Write out the material exactly, without any of its pictures.

****

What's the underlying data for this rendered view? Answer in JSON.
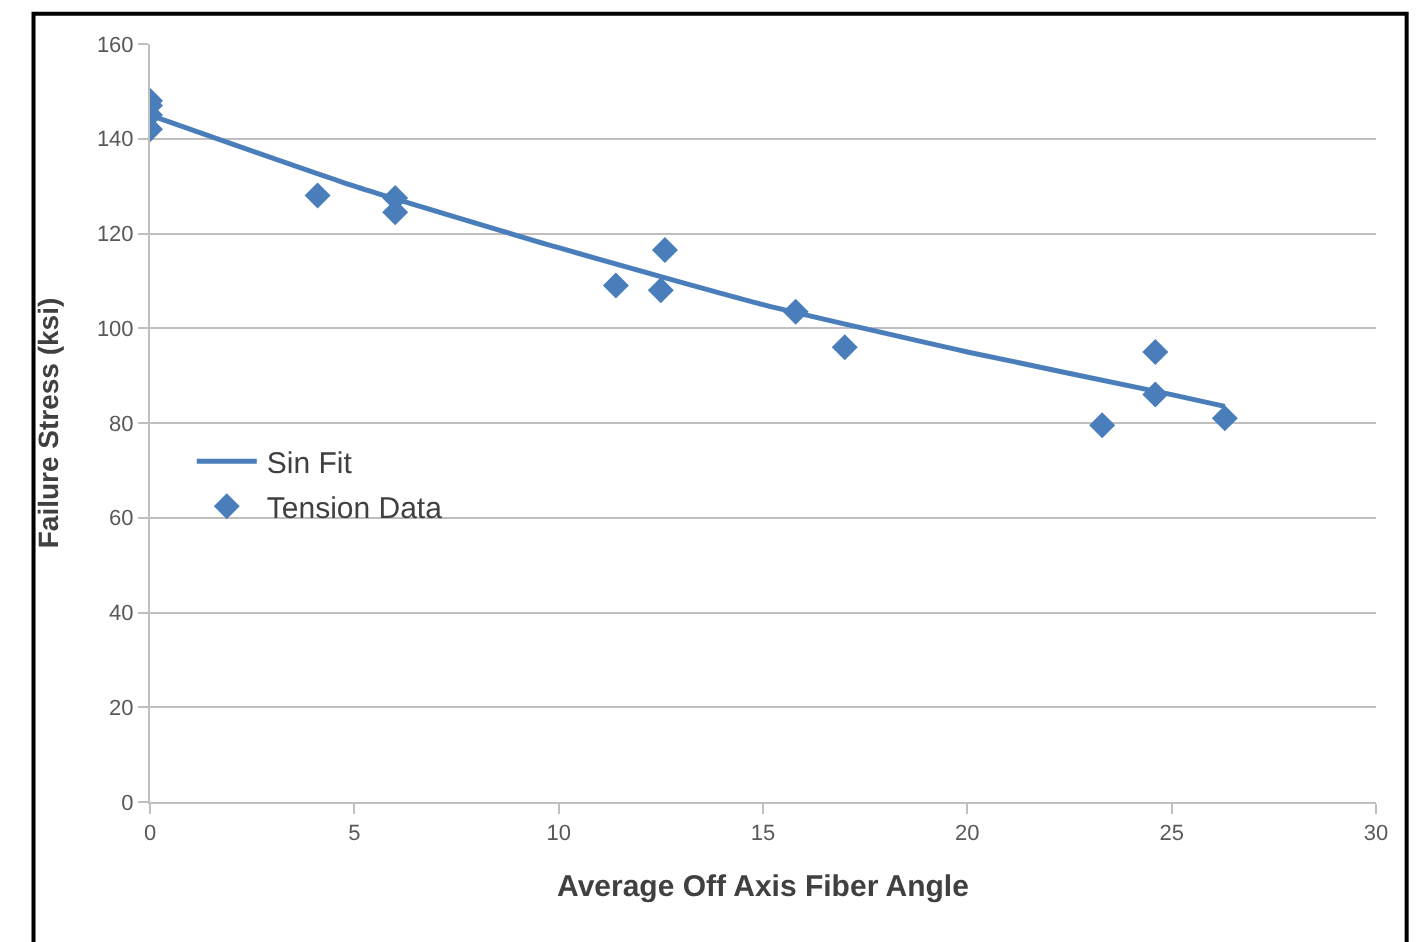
{
  "chart_data": {
    "type": "scatter",
    "xlabel": "Average Off Axis Fiber Angle",
    "ylabel": "Failure Stress (ksi)",
    "xlim": [
      0,
      30
    ],
    "xticks": [
      0,
      5,
      10,
      15,
      20,
      25,
      30
    ],
    "ylim": [
      0,
      160
    ],
    "yticks": [
      0,
      20,
      40,
      60,
      80,
      100,
      120,
      140,
      160
    ],
    "grid": "y",
    "legend": "left",
    "marker": "diamond",
    "series": [
      {
        "name": "Tension Data",
        "color": "#4a7ebb",
        "x": [
          0,
          0,
          0,
          0,
          4.1,
          6,
          6,
          11.4,
          12.6,
          12.5,
          15.8,
          17,
          23.3,
          24.6,
          24.6,
          26.3
        ],
        "values": [
          148,
          147,
          145,
          142,
          128,
          127.5,
          124.5,
          109,
          116.5,
          108,
          103.5,
          96,
          79.5,
          95,
          86,
          81
        ]
      },
      {
        "name": "Sin Fit",
        "color": "#4a7ebb",
        "type": "line",
        "marker": "none",
        "line_style": "solid",
        "x": [
          0,
          5,
          10,
          15,
          20,
          25,
          26.3
        ],
        "values": [
          145,
          130,
          117,
          105,
          95,
          86,
          83.5
        ]
      }
    ]
  }
}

****

» **Written reply**
What's the underlying data for this rendered view? Answer in JSON.
{
  "chart_data": {
    "type": "scatter",
    "xlabel": "Average Off Axis Fiber Angle",
    "ylabel": "Failure Stress (ksi)",
    "xlim": [
      0,
      30
    ],
    "xticks": [
      0,
      5,
      10,
      15,
      20,
      25,
      30
    ],
    "ylim": [
      0,
      160
    ],
    "yticks": [
      0,
      20,
      40,
      60,
      80,
      100,
      120,
      140,
      160
    ],
    "grid": "y",
    "legend": "left",
    "marker": "diamond",
    "series": [
      {
        "name": "Tension Data",
        "color": "#4a7ebb",
        "x": [
          0,
          0,
          0,
          0,
          4.1,
          6,
          6,
          11.4,
          12.6,
          12.5,
          15.8,
          17,
          23.3,
          24.6,
          24.6,
          26.3
        ],
        "values": [
          148,
          147,
          145,
          142,
          128,
          127.5,
          124.5,
          109,
          116.5,
          108,
          103.5,
          96,
          79.5,
          95,
          86,
          81
        ]
      },
      {
        "name": "Sin Fit",
        "color": "#4a7ebb",
        "type": "line",
        "marker": "none",
        "line_style": "solid",
        "x": [
          0,
          5,
          10,
          15,
          20,
          25,
          26.3
        ],
        "values": [
          145,
          130,
          117,
          105,
          95,
          86,
          83.5
        ]
      }
    ]
  }
}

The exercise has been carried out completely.